What you have to do -> Read through the data and count the lines that contain the string "Tait"; give only the result.

Extracted information ->
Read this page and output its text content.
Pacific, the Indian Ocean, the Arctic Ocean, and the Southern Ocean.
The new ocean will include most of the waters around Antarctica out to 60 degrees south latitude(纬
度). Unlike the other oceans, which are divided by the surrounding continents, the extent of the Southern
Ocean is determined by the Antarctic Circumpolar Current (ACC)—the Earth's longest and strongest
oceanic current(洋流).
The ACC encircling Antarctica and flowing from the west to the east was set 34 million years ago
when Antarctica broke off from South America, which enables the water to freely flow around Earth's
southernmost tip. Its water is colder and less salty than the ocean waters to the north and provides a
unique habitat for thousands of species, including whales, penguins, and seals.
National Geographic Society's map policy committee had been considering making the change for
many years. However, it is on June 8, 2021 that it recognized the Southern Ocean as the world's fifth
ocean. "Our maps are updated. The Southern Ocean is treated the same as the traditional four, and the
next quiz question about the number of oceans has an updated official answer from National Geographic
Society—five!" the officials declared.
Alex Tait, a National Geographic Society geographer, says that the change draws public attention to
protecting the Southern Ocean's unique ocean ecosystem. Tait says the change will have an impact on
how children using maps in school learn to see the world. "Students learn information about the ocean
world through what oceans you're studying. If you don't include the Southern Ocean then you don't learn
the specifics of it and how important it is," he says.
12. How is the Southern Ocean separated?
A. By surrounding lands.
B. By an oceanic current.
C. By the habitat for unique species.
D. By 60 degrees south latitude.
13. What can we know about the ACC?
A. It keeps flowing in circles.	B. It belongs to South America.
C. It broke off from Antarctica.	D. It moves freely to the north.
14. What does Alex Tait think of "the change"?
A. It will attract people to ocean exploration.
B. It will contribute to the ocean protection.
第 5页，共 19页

Task solution -> 3